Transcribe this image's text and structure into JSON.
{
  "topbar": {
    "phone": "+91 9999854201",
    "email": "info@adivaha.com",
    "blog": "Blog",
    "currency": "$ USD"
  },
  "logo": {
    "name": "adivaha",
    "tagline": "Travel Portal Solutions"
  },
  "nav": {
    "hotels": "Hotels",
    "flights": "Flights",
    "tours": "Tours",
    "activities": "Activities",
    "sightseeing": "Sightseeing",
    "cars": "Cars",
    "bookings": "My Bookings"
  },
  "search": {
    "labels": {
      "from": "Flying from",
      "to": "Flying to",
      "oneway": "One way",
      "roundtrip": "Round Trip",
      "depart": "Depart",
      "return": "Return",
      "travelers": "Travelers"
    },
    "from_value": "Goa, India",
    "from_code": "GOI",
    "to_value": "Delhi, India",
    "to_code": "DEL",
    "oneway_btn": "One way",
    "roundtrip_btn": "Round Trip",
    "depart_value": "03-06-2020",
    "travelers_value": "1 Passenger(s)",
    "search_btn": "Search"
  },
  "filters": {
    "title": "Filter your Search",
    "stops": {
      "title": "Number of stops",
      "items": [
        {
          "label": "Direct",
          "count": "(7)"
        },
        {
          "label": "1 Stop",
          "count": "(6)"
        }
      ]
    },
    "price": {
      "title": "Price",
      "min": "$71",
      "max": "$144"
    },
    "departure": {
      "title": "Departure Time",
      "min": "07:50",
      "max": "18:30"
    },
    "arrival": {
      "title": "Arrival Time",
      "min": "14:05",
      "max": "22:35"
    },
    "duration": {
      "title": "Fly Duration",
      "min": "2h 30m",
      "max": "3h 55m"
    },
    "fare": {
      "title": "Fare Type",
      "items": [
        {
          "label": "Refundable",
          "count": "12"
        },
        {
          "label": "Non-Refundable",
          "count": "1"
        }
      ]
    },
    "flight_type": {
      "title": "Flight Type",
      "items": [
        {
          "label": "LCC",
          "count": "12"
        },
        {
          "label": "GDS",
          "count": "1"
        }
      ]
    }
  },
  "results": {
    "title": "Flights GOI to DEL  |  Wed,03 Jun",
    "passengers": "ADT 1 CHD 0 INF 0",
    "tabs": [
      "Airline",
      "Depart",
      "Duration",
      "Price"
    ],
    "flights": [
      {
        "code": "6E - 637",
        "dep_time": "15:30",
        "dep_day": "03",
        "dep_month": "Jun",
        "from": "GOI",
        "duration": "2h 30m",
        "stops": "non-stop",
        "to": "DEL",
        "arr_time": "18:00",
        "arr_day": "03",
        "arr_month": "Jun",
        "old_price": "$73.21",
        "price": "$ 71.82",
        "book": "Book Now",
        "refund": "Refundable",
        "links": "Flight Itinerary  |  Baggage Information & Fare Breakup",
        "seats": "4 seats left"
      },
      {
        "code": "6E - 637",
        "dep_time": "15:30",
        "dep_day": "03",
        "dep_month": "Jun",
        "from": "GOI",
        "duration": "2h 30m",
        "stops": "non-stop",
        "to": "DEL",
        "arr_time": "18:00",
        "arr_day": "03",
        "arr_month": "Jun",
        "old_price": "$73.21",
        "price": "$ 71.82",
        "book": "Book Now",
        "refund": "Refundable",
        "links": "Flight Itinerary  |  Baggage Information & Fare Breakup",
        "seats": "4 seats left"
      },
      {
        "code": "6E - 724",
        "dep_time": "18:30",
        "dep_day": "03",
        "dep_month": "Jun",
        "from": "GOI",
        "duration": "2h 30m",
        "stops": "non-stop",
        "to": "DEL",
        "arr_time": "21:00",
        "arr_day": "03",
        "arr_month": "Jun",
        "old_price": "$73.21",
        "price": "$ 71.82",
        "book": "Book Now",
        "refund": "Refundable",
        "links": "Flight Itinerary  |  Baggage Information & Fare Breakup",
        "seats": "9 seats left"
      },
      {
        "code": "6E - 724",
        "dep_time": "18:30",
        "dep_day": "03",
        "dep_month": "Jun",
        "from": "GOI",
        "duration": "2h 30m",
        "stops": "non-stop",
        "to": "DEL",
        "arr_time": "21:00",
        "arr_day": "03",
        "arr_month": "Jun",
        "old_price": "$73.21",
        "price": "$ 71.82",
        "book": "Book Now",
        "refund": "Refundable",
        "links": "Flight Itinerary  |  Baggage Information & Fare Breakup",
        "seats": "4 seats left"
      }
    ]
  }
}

> **Aim**:
Using the data above, print every record exactly as shown.

> **Correct answer**:
Transcribe this image's text and structure into JSON.
{
  "topbar": {
    "phone": "+91 9999854201",
    "email": "info@adivaha.com",
    "blog": "Blog",
    "currency": "$ USD"
  },
  "logo": {
    "name": "adivaha",
    "tagline": "Travel Portal Solutions"
  },
  "nav": {
    "hotels": "Hotels",
    "flights": "Flights",
    "tours": "Tours",
    "activities": "Activities",
    "sightseeing": "Sightseeing",
    "cars": "Cars",
    "bookings": "My Bookings"
  },
  "search": {
    "labels": {
      "from": "Flying from",
      "to": "Flying to",
      "oneway": "One way",
      "roundtrip": "Round Trip",
      "depart": "Depart",
      "return": "Return",
      "travelers": "Travelers"
    },
    "from_value": "Goa, India",
    "from_code": "GOI",
    "to_value": "Delhi, India",
    "to_code": "DEL",
    "oneway_btn": "One way",
    "roundtrip_btn": "Round Trip",
    "depart_value": "03-06-2020",
    "travelers_value": "1 Passenger(s)",
    "search_btn": "Search"
  },
  "filters": {
    "title": "Filter your Search",
    "stops": {
      "title": "Number of stops",
      "items": [
        {
          "label": "Direct",
          "count": "(7)"
        },
        {
          "label": "1 Stop",
          "count": "(6)"
        }
      ]
    },
    "price": {
      "title": "Price",
      "min": "$71",
      "max": "$144"
    },
    "departure": {
      "title": "Departure Time",
      "min": "07:50",
      "max": "18:30"
    },
    "arrival": {
      "title": "Arrival Time",
      "min": "14:05",
      "max": "22:35"
    },
    "duration": {
      "title": "Fly Duration",
      "min": "2h 30m",
      "max": "3h 55m"
    },
    "fare": {
      "title": "Fare Type",
      "items": [
        {
          "label": "Refundable",
          "count": "12"
        },
        {
          "label": "Non-Refundable",
          "count": "1"
        }
      ]
    },
    "flight_type": {
      "title": "Flight Type",
      "items": [
        {
          "label": "LCC",
          "count": "12"
        },
        {
          "label": "GDS",
          "count": "1"
        }
      ]
    }
  },
  "results": {
    "title": "Flights GOI to DEL  |  Wed,03 Jun",
    "passengers": "ADT 1 CHD 0 INF 0",
    "tabs": [
      "Airline",
      "Depart",
      "Duration",
      "Price"
    ],
    "flights": [
      {
        "code": "6E - 637",
        "dep_time": "15:30",
        "dep_day": "03",
        "dep_month": "Jun",
        "from": "GOI",
        "duration": "2h 30m",
        "stops": "non-stop",
        "to": "DEL",
        "arr_time": "18:00",
        "arr_day": "03",
        "arr_month": "Jun",
        "old_price": "$73.21",
        "price": "$ 71.82",
        "book": "Book Now",
        "refund": "Refundable",
        "links": "Flight Itinerary  |  Baggage Information & Fare Breakup",
        "seats": "4 seats left"
      },
      {
        "code": "6E - 637",
        "dep_time": "15:30",
        "dep_day": "03",
        "dep_month": "Jun",
        "from": "GOI",
        "duration": "2h 30m",
        "stops": "non-stop",
        "to": "DEL",
        "arr_time": "18:00",
        "arr_day": "03",
        "arr_month": "Jun",
        "old_price": "$73.21",
        "price": "$ 71.82",
        "book": "Book Now",
        "refund": "Refundable",
        "links": "Flight Itinerary  |  Baggage Information & Fare Breakup",
        "seats": "4 seats left"
      },
      {
        "code": "6E - 724",
        "dep_time": "18:30",
        "dep_day": "03",
        "dep_month": "Jun",
        "from": "GOI",
        "duration": "2h 30m",
        "stops": "non-stop",
        "to": "DEL",
        "arr_time": "21:00",
        "arr_day": "03",
        "arr_month": "Jun",
        "old_price": "$73.21",
        "price": "$ 71.82",
        "book": "Book Now",
        "refund": "Refundable",
        "links": "Flight Itinerary  |  Baggage Information & Fare Breakup",
        "seats": "9 seats left"
      },
      {
        "code": "6E - 724",
        "dep_time": "18:30",
        "dep_day": "03",
        "dep_month": "Jun",
        "from": "GOI",
        "duration": "2h 30m",
        "stops": "non-stop",
        "to": "DEL",
        "arr_time": "21:00",
        "arr_day": "03",
        "arr_month": "Jun",
        "old_price": "$73.21",
        "price": "$ 71.82",
        "book": "Book Now",
        "refund": "Refundable",
        "links": "Flight Itinerary  |  Baggage Information & Fare Breakup",
        "seats": "4 seats left"
      }
    ]
  }
}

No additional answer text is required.